Aim » Copy out every line of the material below without changing anything.

Region and label listings »
## start

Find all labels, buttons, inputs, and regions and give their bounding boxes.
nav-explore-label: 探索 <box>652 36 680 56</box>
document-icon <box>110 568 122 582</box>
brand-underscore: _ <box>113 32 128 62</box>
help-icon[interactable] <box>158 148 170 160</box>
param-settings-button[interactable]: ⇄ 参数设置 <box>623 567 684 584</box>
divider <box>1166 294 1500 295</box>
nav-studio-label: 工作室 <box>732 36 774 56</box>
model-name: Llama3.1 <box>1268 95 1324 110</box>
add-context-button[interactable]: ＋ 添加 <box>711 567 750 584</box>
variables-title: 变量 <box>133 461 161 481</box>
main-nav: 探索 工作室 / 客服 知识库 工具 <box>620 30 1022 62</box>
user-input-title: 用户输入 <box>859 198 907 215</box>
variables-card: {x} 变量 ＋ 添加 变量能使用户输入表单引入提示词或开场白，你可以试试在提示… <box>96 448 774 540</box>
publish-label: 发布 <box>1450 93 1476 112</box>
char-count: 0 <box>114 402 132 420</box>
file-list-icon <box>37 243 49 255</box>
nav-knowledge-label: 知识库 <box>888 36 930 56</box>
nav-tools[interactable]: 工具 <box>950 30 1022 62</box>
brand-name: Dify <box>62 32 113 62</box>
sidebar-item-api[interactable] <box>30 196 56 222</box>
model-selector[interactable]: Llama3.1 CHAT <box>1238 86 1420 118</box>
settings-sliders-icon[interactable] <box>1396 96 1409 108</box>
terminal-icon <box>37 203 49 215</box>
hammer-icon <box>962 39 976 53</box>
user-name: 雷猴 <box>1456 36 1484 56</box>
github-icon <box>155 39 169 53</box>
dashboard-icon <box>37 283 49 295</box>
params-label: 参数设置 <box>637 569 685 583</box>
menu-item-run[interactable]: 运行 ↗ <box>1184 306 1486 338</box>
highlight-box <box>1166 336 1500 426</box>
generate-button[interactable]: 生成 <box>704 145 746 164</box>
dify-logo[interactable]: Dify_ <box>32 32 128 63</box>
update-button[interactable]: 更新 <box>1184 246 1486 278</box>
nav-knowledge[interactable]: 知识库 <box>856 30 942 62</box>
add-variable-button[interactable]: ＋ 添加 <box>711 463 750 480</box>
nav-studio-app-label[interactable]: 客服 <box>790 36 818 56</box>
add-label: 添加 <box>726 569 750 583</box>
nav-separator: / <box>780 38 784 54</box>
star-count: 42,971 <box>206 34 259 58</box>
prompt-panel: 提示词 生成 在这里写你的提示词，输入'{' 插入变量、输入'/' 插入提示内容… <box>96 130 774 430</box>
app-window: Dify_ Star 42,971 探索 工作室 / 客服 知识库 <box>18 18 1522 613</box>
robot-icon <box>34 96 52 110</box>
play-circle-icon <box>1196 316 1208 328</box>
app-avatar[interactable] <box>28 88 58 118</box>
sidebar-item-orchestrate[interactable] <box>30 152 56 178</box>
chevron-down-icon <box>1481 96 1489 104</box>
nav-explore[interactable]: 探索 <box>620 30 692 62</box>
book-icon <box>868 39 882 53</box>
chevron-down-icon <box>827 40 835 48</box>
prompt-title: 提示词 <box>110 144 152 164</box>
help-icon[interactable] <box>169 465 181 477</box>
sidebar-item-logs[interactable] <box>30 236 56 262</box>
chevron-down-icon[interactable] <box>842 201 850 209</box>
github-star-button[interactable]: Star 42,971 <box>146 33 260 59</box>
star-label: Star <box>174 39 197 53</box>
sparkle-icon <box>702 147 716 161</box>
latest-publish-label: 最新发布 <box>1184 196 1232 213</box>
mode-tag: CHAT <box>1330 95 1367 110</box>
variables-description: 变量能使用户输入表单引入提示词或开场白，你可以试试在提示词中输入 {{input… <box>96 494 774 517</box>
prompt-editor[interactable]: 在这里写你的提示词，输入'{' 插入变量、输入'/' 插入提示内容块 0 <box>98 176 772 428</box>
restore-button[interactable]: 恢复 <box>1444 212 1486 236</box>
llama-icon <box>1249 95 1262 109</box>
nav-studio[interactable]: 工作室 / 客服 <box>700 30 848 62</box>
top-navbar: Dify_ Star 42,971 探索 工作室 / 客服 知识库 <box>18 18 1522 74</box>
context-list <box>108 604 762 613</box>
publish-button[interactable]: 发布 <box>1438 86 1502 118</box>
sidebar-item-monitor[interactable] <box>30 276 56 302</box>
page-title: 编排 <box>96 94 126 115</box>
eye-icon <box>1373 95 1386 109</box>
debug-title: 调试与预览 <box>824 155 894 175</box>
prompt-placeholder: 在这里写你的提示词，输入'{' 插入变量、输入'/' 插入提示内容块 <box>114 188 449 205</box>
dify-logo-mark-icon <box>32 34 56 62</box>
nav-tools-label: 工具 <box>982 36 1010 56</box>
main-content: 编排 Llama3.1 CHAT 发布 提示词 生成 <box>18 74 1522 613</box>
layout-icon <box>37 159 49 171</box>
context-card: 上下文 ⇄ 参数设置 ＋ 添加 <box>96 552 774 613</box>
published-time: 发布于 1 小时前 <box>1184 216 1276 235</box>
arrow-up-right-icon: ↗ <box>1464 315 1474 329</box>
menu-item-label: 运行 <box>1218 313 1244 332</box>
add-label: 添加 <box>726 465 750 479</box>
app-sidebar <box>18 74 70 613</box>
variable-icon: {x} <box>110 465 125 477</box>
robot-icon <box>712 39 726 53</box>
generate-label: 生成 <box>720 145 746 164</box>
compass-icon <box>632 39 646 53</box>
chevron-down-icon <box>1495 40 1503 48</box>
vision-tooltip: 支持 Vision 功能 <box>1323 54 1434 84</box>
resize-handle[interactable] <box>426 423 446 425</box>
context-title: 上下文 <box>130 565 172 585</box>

## end

Task response »
Find all labels, buttons, inputs, and regions and give their bounding boxes.
nav-explore-label: 探索 <box>652 36 680 56</box>
document-icon <box>110 568 122 582</box>
brand-underscore: _ <box>113 32 128 62</box>
help-icon[interactable] <box>158 148 170 160</box>
param-settings-button[interactable]: ⇄ 参数设置 <box>623 567 684 584</box>
divider <box>1166 294 1500 295</box>
nav-studio-label: 工作室 <box>732 36 774 56</box>
model-name: Llama3.1 <box>1268 95 1324 110</box>
add-context-button[interactable]: ＋ 添加 <box>711 567 750 584</box>
variables-title: 变量 <box>133 461 161 481</box>
main-nav: 探索 工作室 / 客服 知识库 工具 <box>620 30 1022 62</box>
user-input-title: 用户输入 <box>859 198 907 215</box>
variables-card: {x} 变量 ＋ 添加 变量能使用户输入表单引入提示词或开场白，你可以试试在提示… <box>96 448 774 540</box>
publish-label: 发布 <box>1450 93 1476 112</box>
char-count: 0 <box>114 402 132 420</box>
file-list-icon <box>37 243 49 255</box>
nav-knowledge-label: 知识库 <box>888 36 930 56</box>
nav-tools[interactable]: 工具 <box>950 30 1022 62</box>
brand-name: Dify <box>62 32 113 62</box>
sidebar-item-api[interactable] <box>30 196 56 222</box>
model-selector[interactable]: Llama3.1 CHAT <box>1238 86 1420 118</box>
settings-sliders-icon[interactable] <box>1396 96 1409 108</box>
terminal-icon <box>37 203 49 215</box>
hammer-icon <box>962 39 976 53</box>
user-name: 雷猴 <box>1456 36 1484 56</box>
github-icon <box>155 39 169 53</box>
dashboard-icon <box>37 283 49 295</box>
params-label: 参数设置 <box>637 569 685 583</box>
menu-item-run[interactable]: 运行 ↗ <box>1184 306 1486 338</box>
highlight-box <box>1166 336 1500 426</box>
generate-button[interactable]: 生成 <box>704 145 746 164</box>
dify-logo[interactable]: Dify_ <box>32 32 128 63</box>
update-button[interactable]: 更新 <box>1184 246 1486 278</box>
nav-knowledge[interactable]: 知识库 <box>856 30 942 62</box>
add-variable-button[interactable]: ＋ 添加 <box>711 463 750 480</box>
nav-studio-app-label[interactable]: 客服 <box>790 36 818 56</box>
add-label: 添加 <box>726 569 750 583</box>
nav-separator: / <box>780 38 784 54</box>
star-count: 42,971 <box>206 34 259 58</box>
prompt-panel: 提示词 生成 在这里写你的提示词，输入'{' 插入变量、输入'/' 插入提示内容… <box>96 130 774 430</box>
app-window: Dify_ Star 42,971 探索 工作室 / 客服 知识库 <box>18 18 1522 613</box>
robot-icon <box>34 96 52 110</box>
play-circle-icon <box>1196 316 1208 328</box>
app-avatar[interactable] <box>28 88 58 118</box>
sidebar-item-orchestrate[interactable] <box>30 152 56 178</box>
chevron-down-icon <box>1481 96 1489 104</box>
nav-explore[interactable]: 探索 <box>620 30 692 62</box>
book-icon <box>868 39 882 53</box>
chevron-down-icon <box>827 40 835 48</box>
prompt-title: 提示词 <box>110 144 152 164</box>
help-icon[interactable] <box>169 465 181 477</box>
sidebar-item-logs[interactable] <box>30 236 56 262</box>
chevron-down-icon[interactable] <box>842 201 850 209</box>
github-star-button[interactable]: Star 42,971 <box>146 33 260 59</box>
star-label: Star <box>174 39 197 53</box>
sparkle-icon <box>702 147 716 161</box>
latest-publish-label: 最新发布 <box>1184 196 1232 213</box>
mode-tag: CHAT <box>1330 95 1367 110</box>
variables-description: 变量能使用户输入表单引入提示词或开场白，你可以试试在提示词中输入 {{input… <box>96 494 774 517</box>
prompt-editor[interactable]: 在这里写你的提示词，输入'{' 插入变量、输入'/' 插入提示内容块 0 <box>98 176 772 428</box>
restore-button[interactable]: 恢复 <box>1444 212 1486 236</box>
llama-icon <box>1249 95 1262 109</box>
nav-studio[interactable]: 工作室 / 客服 <box>700 30 848 62</box>
top-navbar: Dify_ Star 42,971 探索 工作室 / 客服 知识库 <box>18 18 1522 74</box>
context-list <box>108 604 762 613</box>
publish-button[interactable]: 发布 <box>1438 86 1502 118</box>
sidebar-item-monitor[interactable] <box>30 276 56 302</box>
page-title: 编排 <box>96 94 126 115</box>
eye-icon <box>1373 95 1386 109</box>
debug-title: 调试与预览 <box>824 155 894 175</box>
prompt-placeholder: 在这里写你的提示词，输入'{' 插入变量、输入'/' 插入提示内容块 <box>114 188 449 205</box>
dify-logo-mark-icon <box>32 34 56 62</box>
nav-tools-label: 工具 <box>982 36 1010 56</box>
main-content: 编排 Llama3.1 CHAT 发布 提示词 生成 <box>18 74 1522 613</box>
layout-icon <box>37 159 49 171</box>
context-card: 上下文 ⇄ 参数设置 ＋ 添加 <box>96 552 774 613</box>
published-time: 发布于 1 小时前 <box>1184 216 1276 235</box>
arrow-up-right-icon: ↗ <box>1464 315 1474 329</box>
menu-item-label: 运行 <box>1218 313 1244 332</box>
add-label: 添加 <box>726 465 750 479</box>
app-sidebar <box>18 74 70 613</box>
variable-icon: {x} <box>110 465 125 477</box>
robot-icon <box>712 39 726 53</box>
generate-label: 生成 <box>720 145 746 164</box>
compass-icon <box>632 39 646 53</box>
chevron-down-icon <box>1495 40 1503 48</box>
vision-tooltip: 支持 Vision 功能 <box>1323 54 1434 84</box>
resize-handle[interactable] <box>426 423 446 425</box>
context-title: 上下文 <box>130 565 172 585</box>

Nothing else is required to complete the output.